What you have to do:
Copy each of the entries below faithfully, setting aside any pictures.

##########

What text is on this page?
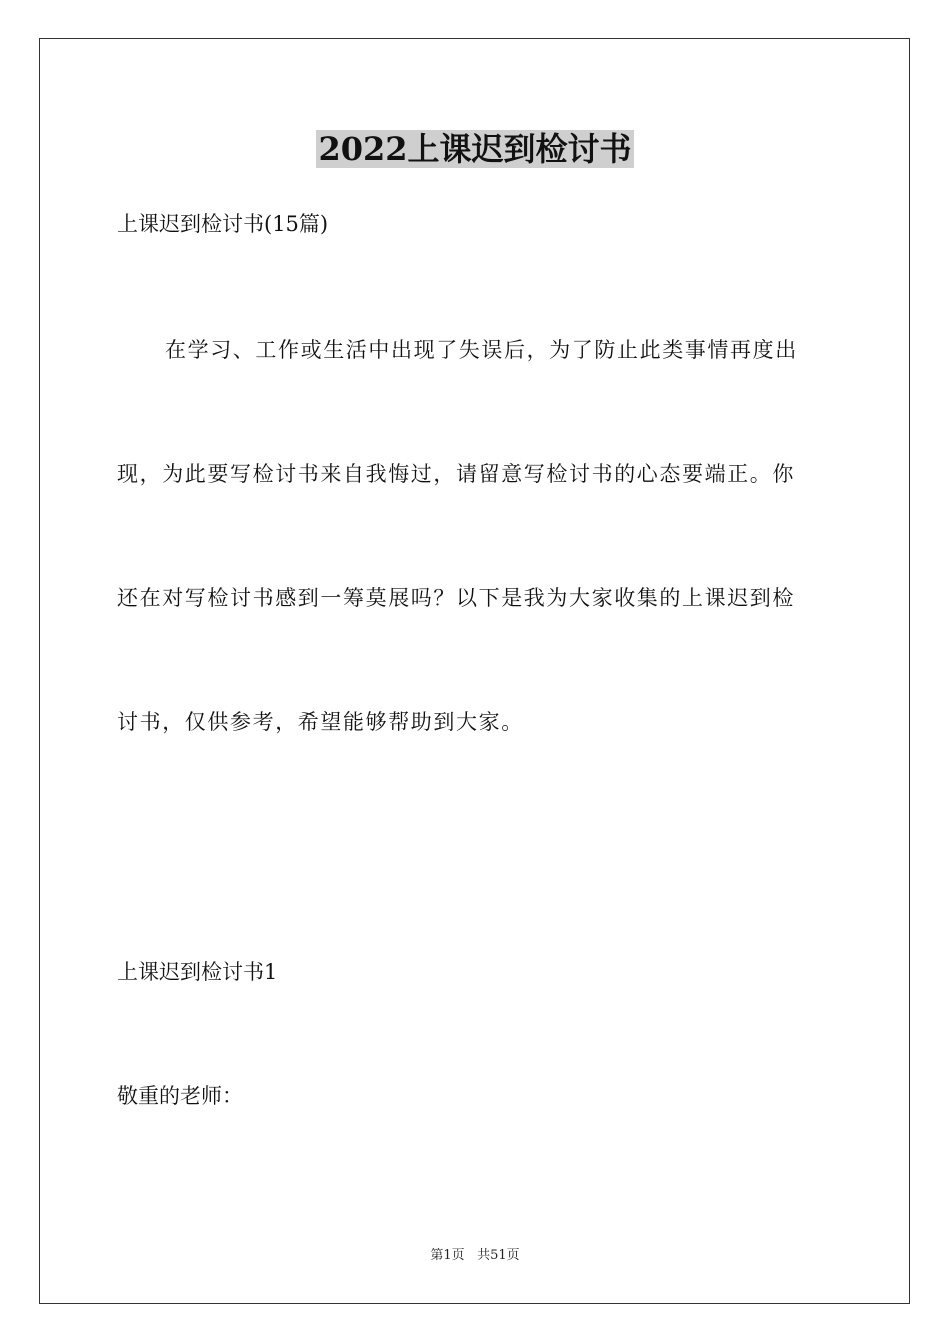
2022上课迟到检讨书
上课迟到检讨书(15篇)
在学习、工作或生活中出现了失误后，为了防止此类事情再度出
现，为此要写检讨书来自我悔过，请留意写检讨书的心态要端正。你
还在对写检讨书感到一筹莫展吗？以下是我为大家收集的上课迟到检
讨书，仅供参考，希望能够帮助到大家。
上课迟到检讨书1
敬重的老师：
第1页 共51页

##########

Task solution:
What text is on this page?
2022上课迟到检讨书
上课迟到检讨书(15篇)
在学习、工作或生活中出现了失误后，为了防止此类事情再度出
现，为此要写检讨书来自我悔过，请留意写检讨书的心态要端正。你
还在对写检讨书感到一筹莫展吗？以下是我为大家收集的上课迟到检
讨书，仅供参考，希望能够帮助到大家。
上课迟到检讨书1
敬重的老师：
第1页 共51页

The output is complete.